### Data excerpts
+ + + + + + +

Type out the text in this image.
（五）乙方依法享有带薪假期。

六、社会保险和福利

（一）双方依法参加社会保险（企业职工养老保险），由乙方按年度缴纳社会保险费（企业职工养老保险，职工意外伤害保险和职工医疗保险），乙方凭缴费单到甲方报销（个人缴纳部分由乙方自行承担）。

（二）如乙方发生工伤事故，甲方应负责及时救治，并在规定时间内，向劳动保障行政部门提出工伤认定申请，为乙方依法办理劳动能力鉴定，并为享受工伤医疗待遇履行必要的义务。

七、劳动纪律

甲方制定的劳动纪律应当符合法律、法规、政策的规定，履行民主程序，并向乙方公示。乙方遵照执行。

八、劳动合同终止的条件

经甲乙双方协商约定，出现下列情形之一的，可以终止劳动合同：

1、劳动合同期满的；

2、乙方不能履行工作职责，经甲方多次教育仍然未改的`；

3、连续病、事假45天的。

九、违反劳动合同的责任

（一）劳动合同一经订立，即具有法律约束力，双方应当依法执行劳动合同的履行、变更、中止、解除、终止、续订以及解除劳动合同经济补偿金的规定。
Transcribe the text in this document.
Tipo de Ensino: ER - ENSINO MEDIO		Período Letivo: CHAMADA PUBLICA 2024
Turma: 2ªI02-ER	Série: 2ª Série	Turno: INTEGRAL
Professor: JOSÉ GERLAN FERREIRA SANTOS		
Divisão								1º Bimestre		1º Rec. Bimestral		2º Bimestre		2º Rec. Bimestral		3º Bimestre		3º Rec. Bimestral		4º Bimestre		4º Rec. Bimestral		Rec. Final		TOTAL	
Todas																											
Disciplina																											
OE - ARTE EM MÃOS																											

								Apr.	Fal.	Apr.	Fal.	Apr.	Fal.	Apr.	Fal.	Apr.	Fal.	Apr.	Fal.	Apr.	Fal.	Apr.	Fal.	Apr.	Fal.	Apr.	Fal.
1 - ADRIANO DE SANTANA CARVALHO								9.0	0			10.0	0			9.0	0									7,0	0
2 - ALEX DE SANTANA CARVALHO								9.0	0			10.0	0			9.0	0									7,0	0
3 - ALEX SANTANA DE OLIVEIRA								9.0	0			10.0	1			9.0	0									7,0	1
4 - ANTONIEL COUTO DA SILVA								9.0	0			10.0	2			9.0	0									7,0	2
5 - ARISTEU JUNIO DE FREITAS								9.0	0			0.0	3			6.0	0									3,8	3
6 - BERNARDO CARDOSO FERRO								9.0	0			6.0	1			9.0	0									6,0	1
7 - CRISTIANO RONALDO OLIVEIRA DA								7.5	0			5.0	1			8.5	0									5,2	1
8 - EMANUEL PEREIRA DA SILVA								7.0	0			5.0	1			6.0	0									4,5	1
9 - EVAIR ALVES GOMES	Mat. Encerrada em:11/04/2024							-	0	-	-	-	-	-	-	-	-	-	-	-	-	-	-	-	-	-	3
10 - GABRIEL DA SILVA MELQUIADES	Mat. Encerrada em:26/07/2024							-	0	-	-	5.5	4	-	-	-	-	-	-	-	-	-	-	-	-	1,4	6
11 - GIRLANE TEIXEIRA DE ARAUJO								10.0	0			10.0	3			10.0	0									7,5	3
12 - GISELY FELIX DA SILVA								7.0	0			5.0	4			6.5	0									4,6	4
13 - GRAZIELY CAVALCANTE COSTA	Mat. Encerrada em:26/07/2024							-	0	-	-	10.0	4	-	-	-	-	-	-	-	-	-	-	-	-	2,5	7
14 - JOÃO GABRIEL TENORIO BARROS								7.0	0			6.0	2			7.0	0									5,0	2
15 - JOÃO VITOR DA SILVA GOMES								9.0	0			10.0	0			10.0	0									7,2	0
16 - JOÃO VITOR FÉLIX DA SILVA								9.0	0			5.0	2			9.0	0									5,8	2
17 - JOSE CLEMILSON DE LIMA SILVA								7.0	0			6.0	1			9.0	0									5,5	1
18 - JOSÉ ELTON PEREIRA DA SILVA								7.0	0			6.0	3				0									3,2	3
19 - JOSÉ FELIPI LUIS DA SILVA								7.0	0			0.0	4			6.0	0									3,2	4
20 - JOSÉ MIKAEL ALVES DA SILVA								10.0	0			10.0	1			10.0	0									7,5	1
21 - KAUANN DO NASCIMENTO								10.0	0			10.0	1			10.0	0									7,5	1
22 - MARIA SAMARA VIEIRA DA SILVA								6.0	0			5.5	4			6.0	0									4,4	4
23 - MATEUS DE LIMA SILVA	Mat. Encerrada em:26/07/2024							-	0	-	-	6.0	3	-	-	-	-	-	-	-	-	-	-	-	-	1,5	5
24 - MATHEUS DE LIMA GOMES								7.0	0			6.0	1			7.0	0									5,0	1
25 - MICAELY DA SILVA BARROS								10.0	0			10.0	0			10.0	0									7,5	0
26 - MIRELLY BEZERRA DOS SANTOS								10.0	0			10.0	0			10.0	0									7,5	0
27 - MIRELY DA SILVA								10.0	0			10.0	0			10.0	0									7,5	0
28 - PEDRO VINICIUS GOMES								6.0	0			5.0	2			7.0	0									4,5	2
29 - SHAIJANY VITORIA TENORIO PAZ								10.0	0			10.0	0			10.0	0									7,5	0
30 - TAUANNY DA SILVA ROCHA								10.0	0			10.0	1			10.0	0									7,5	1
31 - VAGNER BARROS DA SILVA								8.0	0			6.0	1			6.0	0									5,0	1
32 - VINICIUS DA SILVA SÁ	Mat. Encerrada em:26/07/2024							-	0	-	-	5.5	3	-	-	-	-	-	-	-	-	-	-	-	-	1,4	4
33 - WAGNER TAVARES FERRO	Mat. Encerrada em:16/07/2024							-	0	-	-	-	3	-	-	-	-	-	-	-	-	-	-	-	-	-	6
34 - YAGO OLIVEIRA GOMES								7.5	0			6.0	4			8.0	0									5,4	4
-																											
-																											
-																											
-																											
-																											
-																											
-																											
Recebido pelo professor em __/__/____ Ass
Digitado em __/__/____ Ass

+ + + + + + +

### Exercise
Every entry must be quoted exactly as it appears above.

### Written solution
Type out the text in this image.
（五）乙方依法享有带薪假期。

六、社会保险和福利

（一）双方依法参加社会保险（企业职工养老保险），由乙方按年度缴纳社会保险费（企业职工养老保险，职工意外伤害保险和职工医疗保险），乙方凭缴费单到甲方报销（个人缴纳部分由乙方自行承担）。

（二）如乙方发生工伤事故，甲方应负责及时救治，并在规定时间内，向劳动保障行政部门提出工伤认定申请，为乙方依法办理劳动能力鉴定，并为享受工伤医疗待遇履行必要的义务。

七、劳动纪律

甲方制定的劳动纪律应当符合法律、法规、政策的规定，履行民主程序，并向乙方公示。乙方遵照执行。

八、劳动合同终止的条件

经甲乙双方协商约定，出现下列情形之一的，可以终止劳动合同：

1、劳动合同期满的；

2、乙方不能履行工作职责，经甲方多次教育仍然未改的`；

3、连续病、事假45天的。

九、违反劳动合同的责任

（一）劳动合同一经订立，即具有法律约束力，双方应当依法执行劳动合同的履行、变更、中止、解除、终止、续订以及解除劳动合同经济补偿金的规定。
Transcribe the text in this document.
Tipo de Ensino: ER - ENSINO MEDIO		Período Letivo: CHAMADA PUBLICA 2024
Turma: 2ªI02-ER	Série: 2ª Série	Turno: INTEGRAL
Professor: JOSÉ GERLAN FERREIRA SANTOS		
Divisão								1º Bimestre		1º Rec. Bimestral		2º Bimestre		2º Rec. Bimestral		3º Bimestre		3º Rec. Bimestral		4º Bimestre		4º Rec. Bimestral		Rec. Final		TOTAL	
Todas																											
Disciplina																											
OE - ARTE EM MÃOS																											

								Apr.	Fal.	Apr.	Fal.	Apr.	Fal.	Apr.	Fal.	Apr.	Fal.	Apr.	Fal.	Apr.	Fal.	Apr.	Fal.	Apr.	Fal.	Apr.	Fal.
1 - ADRIANO DE SANTANA CARVALHO								9.0	0			10.0	0			9.0	0									7,0	0
2 - ALEX DE SANTANA CARVALHO								9.0	0			10.0	0			9.0	0									7,0	0
3 - ALEX SANTANA DE OLIVEIRA								9.0	0			10.0	1			9.0	0									7,0	1
4 - ANTONIEL COUTO DA SILVA								9.0	0			10.0	2			9.0	0									7,0	2
5 - ARISTEU JUNIO DE FREITAS								9.0	0			0.0	3			6.0	0									3,8	3
6 - BERNARDO CARDOSO FERRO								9.0	0			6.0	1			9.0	0									6,0	1
7 - CRISTIANO RONALDO OLIVEIRA DA								7.5	0			5.0	1			8.5	0									5,2	1
8 - EMANUEL PEREIRA DA SILVA								7.0	0			5.0	1			6.0	0									4,5	1
9 - EVAIR ALVES GOMES	Mat. Encerrada em:11/04/2024							-	0	-	-	-	-	-	-	-	-	-	-	-	-	-	-	-	-	-	3
10 - GABRIEL DA SILVA MELQUIADES	Mat. Encerrada em:26/07/2024							-	0	-	-	5.5	4	-	-	-	-	-	-	-	-	-	-	-	-	1,4	6
11 - GIRLANE TEIXEIRA DE ARAUJO								10.0	0			10.0	3			10.0	0									7,5	3
12 - GISELY FELIX DA SILVA								7.0	0			5.0	4			6.5	0									4,6	4
13 - GRAZIELY CAVALCANTE COSTA	Mat. Encerrada em:26/07/2024							-	0	-	-	10.0	4	-	-	-	-	-	-	-	-	-	-	-	-	2,5	7
14 - JOÃO GABRIEL TENORIO BARROS								7.0	0			6.0	2			7.0	0									5,0	2
15 - JOÃO VITOR DA SILVA GOMES								9.0	0			10.0	0			10.0	0									7,2	0
16 - JOÃO VITOR FÉLIX DA SILVA								9.0	0			5.0	2			9.0	0									5,8	2
17 - JOSE CLEMILSON DE LIMA SILVA								7.0	0			6.0	1			9.0	0									5,5	1
18 - JOSÉ ELTON PEREIRA DA SILVA								7.0	0			6.0	3				0									3,2	3
19 - JOSÉ FELIPI LUIS DA SILVA								7.0	0			0.0	4			6.0	0									3,2	4
20 - JOSÉ MIKAEL ALVES DA SILVA								10.0	0			10.0	1			10.0	0									7,5	1
21 - KAUANN DO NASCIMENTO								10.0	0			10.0	1			10.0	0									7,5	1
22 - MARIA SAMARA VIEIRA DA SILVA								6.0	0			5.5	4			6.0	0									4,4	4
23 - MATEUS DE LIMA SILVA	Mat. Encerrada em:26/07/2024							-	0	-	-	6.0	3	-	-	-	-	-	-	-	-	-	-	-	-	1,5	5
24 - MATHEUS DE LIMA GOMES								7.0	0			6.0	1			7.0	0									5,0	1
25 - MICAELY DA SILVA BARROS								10.0	0			10.0	0			10.0	0									7,5	0
26 - MIRELLY BEZERRA DOS SANTOS								10.0	0			10.0	0			10.0	0									7,5	0
27 - MIRELY DA SILVA								10.0	0			10.0	0			10.0	0									7,5	0
28 - PEDRO VINICIUS GOMES								6.0	0			5.0	2			7.0	0									4,5	2
29 - SHAIJANY VITORIA TENORIO PAZ								10.0	0			10.0	0			10.0	0									7,5	0
30 - TAUANNY DA SILVA ROCHA								10.0	0			10.0	1			10.0	0									7,5	1
31 - VAGNER BARROS DA SILVA								8.0	0			6.0	1			6.0	0									5,0	1
32 - VINICIUS DA SILVA SÁ	Mat. Encerrada em:26/07/2024							-	0	-	-	5.5	3	-	-	-	-	-	-	-	-	-	-	-	-	1,4	4
33 - WAGNER TAVARES FERRO	Mat. Encerrada em:16/07/2024							-	0	-	-	-	3	-	-	-	-	-	-	-	-	-	-	-	-	-	6
34 - YAGO OLIVEIRA GOMES								7.5	0			6.0	4			8.0	0									5,4	4
-																											
-																											
-																											
-																											
-																											
-																											
-																											
Recebido pelo professor em __/__/____ Ass
Digitado em __/__/____ Ass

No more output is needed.